**PAGE EXCERPT**
== == ==

Crossman v. Maccoccio, 86-1058

Decision Date21 May 1986
Docket NumberNo. 86-1058,86-1058
Citation792 F.2d 1
PartiesDonna CROSSMAN, et al., Plaintiffs, Appellants, v. Michael MACCOCCIO, et al., Defendants, Appellees.
CourtU.S. Court of Appeals — First Circuit

Milton Stanzler and Abedon, Michaelson, Stanzler & Biener, Providence, R.I., on memorandum in response to show cause order.

Joseph F. Penza, Jr., Providence, R.I., on memorandum in opposition to appellant's response to show cause order.

Before CAMPBELL, Chief Judge, BOWNES and BREYER, Circuit Judges.

PER CURIAM.

Because of a potential timeliness jurisdictional problem, plaintiffs-appellants were directed to show cause why their appeal should not be dismissed in part. The parties have now responded, and we conclude the appeal must be dismissed to the extent plaintiffs-appellants purport to appeal from the October 9, 1985 judgments and the November 8 or 14, 1985 denial of their motion for a new trial.

== == ==

(Element and region data)
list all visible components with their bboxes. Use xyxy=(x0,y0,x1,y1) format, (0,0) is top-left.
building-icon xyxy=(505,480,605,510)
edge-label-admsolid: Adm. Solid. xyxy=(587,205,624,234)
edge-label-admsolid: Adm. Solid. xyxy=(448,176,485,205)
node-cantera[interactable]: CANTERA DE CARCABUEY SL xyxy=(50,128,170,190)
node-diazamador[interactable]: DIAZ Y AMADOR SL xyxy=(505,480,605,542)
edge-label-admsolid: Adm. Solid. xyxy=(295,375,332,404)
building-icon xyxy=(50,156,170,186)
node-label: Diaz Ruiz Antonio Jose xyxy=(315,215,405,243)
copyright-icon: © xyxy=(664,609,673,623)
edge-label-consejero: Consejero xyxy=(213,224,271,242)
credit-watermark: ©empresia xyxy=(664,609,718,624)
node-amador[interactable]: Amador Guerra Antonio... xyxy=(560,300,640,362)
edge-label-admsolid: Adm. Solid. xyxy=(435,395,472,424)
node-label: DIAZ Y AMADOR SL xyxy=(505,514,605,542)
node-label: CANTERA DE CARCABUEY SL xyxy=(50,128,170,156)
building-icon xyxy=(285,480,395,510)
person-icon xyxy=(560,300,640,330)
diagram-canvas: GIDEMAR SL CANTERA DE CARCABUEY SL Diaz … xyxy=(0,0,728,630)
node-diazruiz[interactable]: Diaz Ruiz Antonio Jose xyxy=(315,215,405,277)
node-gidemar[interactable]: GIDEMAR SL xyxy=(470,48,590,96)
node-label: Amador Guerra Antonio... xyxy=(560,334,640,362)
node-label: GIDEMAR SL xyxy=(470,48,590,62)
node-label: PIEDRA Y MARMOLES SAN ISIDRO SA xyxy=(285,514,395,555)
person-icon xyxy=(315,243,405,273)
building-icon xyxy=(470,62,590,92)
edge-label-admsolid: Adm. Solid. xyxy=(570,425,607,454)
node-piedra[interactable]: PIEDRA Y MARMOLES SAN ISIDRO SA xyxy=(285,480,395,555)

== == ==

**WHAT YOU WILL DO**
(A) In the Crossman v. Maccoccio opinion, which judges made up the panel?
(B) For each statement, say whether it agrees with the Crossman v. Maccoccio opinion. Give yes or no and quote the words that decide it. (i) The decision date was 21 May 1986. (ii) Joseph F. Penza, Jr. filed a memorandum supporting the appellants' response to the show cause order. (iii) The court dismissed the appeal in its entirety.
(C) Carry the Crossman v. Maccoccio opinion forward from the point where it stops.
The records have no connection to the court opinion.

**EXPECTED ANSWERS**
(A) Chief Judge Campbell and Circuit Judges Bownes and Breyer.

(B)
(i) Yes: "21 May 1986"
(ii) No: "on memorandum in opposition to appellant's response to show cause order"
(iii) No: "the appeal must be dismissed to the extent plaintiffs-appellants purport to appeal from the October 9, 1985 judgments and the November 8 or 14, 1985 denial of their motion for a new trial"

(C)
We recount the background. Plaintiffs brought a Sec. 1983 action complaining of police officers' entry into plaintiffs' home and subsequent conduct towards plaintiffs. Prior to trial, defendants made an offer of judgment pursuant to Fed.R.Civ.P. 68. This rule provides that "[i]f the judgment finally obtained by the offeree is not more favorable than the offer, the offeree must pay the costs incurred after the making of the offer." Plaintiffs did not accept the offer. The jury subsequently awarded damages in an amount less than the offer. Judgments for each of the plaintiffs entered on October 9, 1985. A few days later, plaintiffs moved for a new trial on damages. Plaintiffs' motion for new trial was denied on either November 8 or November 14, 1985. Since the result is the same, we will assume November 14, 1985 is the date the order entered. Outstanding at that time were defendants' application for costs, including attorney's fees, under Rule 68 and plaintiffs' application for costs. Apparently concluding that these matters precluded the October 9, 1985 judgments from being final ones, plaintiffs did not file their notice of appeal within 30 days of the November 14, 1985 denial of their motions for a new trial. On December 20, 1985, the district court entered an opinion disposing of the outstanding motions for costs and attorney's fees. On January 17, 1986, plaintiffs filed a notice of appeal purporting to appeal from the October 9, 1985 judgments, the denial of plaintiffs' motion for new trial, and the December 20, 1985 order granting defendants costs and attorney's fees under Rule 68. The notice of appeal is timely as to the December 20, 1985 order concerning costs and attorney's fees. The question now before us is whether it is timely as to the October 9, 1985 judgments and November order denying plaintiffs' motions for a new trial.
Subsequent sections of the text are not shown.